-- Begin SUPPLIED DATA --

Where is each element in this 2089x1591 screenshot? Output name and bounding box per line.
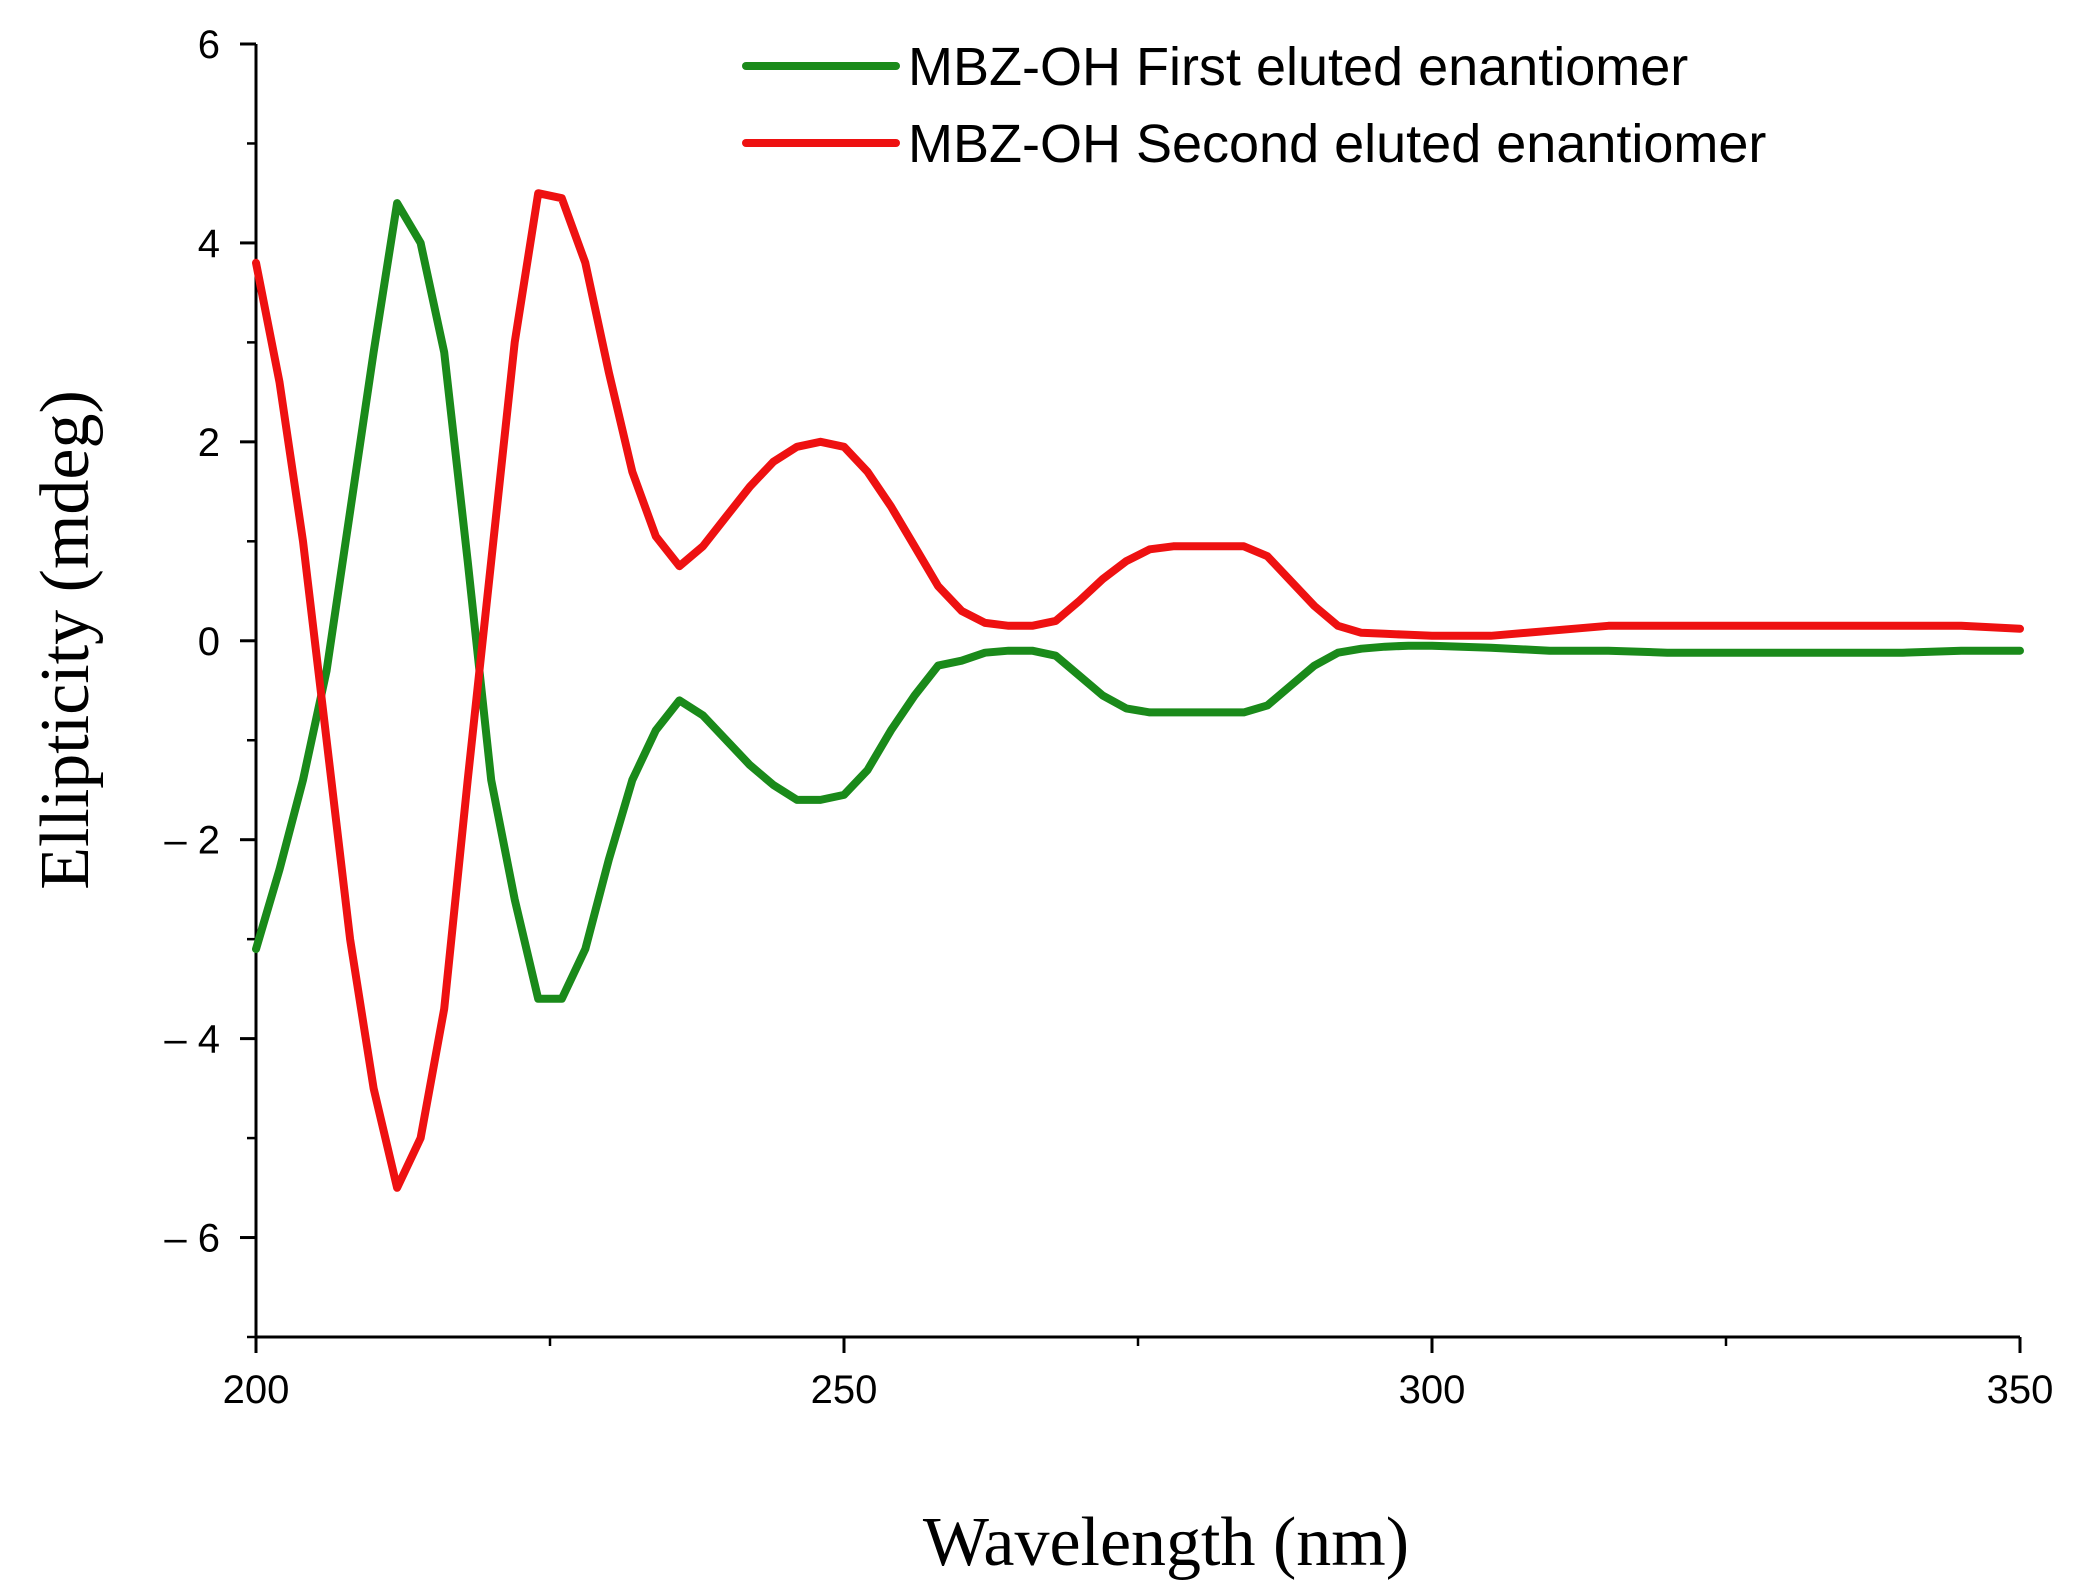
x-tick-label: 350 (1987, 1368, 2054, 1412)
legend: MBZ-OH First eluted enantiomer MBZ-OH Sec… (742, 37, 1766, 174)
y-tick-label: – 2 (164, 819, 220, 863)
series-line-1 (252, 199, 2024, 1003)
y-tick-label: 2 (198, 421, 220, 465)
legend-label-1: MBZ-OH First eluted enantiomer (908, 37, 1688, 97)
x-tick-label: 250 (811, 1368, 878, 1412)
y-tick-label: 0 (198, 620, 220, 664)
x-axis-title: Wavelength (nm) (923, 1504, 1409, 1581)
y-tick-label: 6 (198, 23, 220, 67)
x-tick-label: 200 (223, 1368, 290, 1412)
series-layer (252, 189, 2024, 1192)
series-line-2 (252, 189, 2024, 1192)
x-tick-label: 300 (1399, 1368, 1466, 1412)
legend-label-2: MBZ-OH Second eluted enantiomer (908, 114, 1766, 174)
y-tick-label: – 4 (164, 1018, 220, 1062)
axes-layer: 200 250 300 350 – 6 – 4 – 2 0 2 4 6 (164, 23, 2053, 1412)
y-tick-label: – 6 (164, 1217, 220, 1261)
y-axis-title: Ellipticity (mdeg) (27, 390, 104, 890)
y-tick-label: 4 (198, 222, 220, 266)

-- End SUPPLIED DATA --

**WHAT YOU SHOULD DO:**
Rewrite the records from the line with "x-tick-label: 350 (1987, 1368, 2054, 1412)" through the end of the records, replacing "enantiomer" with "isomer" and keeping everything else the same.

**OUTPUT OF THE EXERCISE:**
x-tick-label: 350 (1987, 1368, 2054, 1412)
legend: MBZ-OH First eluted isomer MBZ-OH Sec… (742, 37, 1766, 174)
y-tick-label: – 2 (164, 819, 220, 863)
series-line-1 (252, 199, 2024, 1003)
y-tick-label: 2 (198, 421, 220, 465)
legend-label-1: MBZ-OH First eluted isomer (908, 37, 1688, 97)
x-tick-label: 250 (811, 1368, 878, 1412)
y-tick-label: 0 (198, 620, 220, 664)
x-axis-title: Wavelength (nm) (923, 1504, 1409, 1581)
y-tick-label: 6 (198, 23, 220, 67)
x-tick-label: 200 (223, 1368, 290, 1412)
series-layer (252, 189, 2024, 1192)
series-line-2 (252, 189, 2024, 1192)
x-tick-label: 300 (1399, 1368, 1466, 1412)
legend-label-2: MBZ-OH Second eluted isomer (908, 114, 1766, 174)
y-tick-label: – 4 (164, 1018, 220, 1062)
axes-layer: 200 250 300 350 – 6 – 4 – 2 0 2 4 6 (164, 23, 2053, 1412)
y-tick-label: – 6 (164, 1217, 220, 1261)
y-axis-title: Ellipticity (mdeg) (27, 390, 104, 890)
y-tick-label: 4 (198, 222, 220, 266)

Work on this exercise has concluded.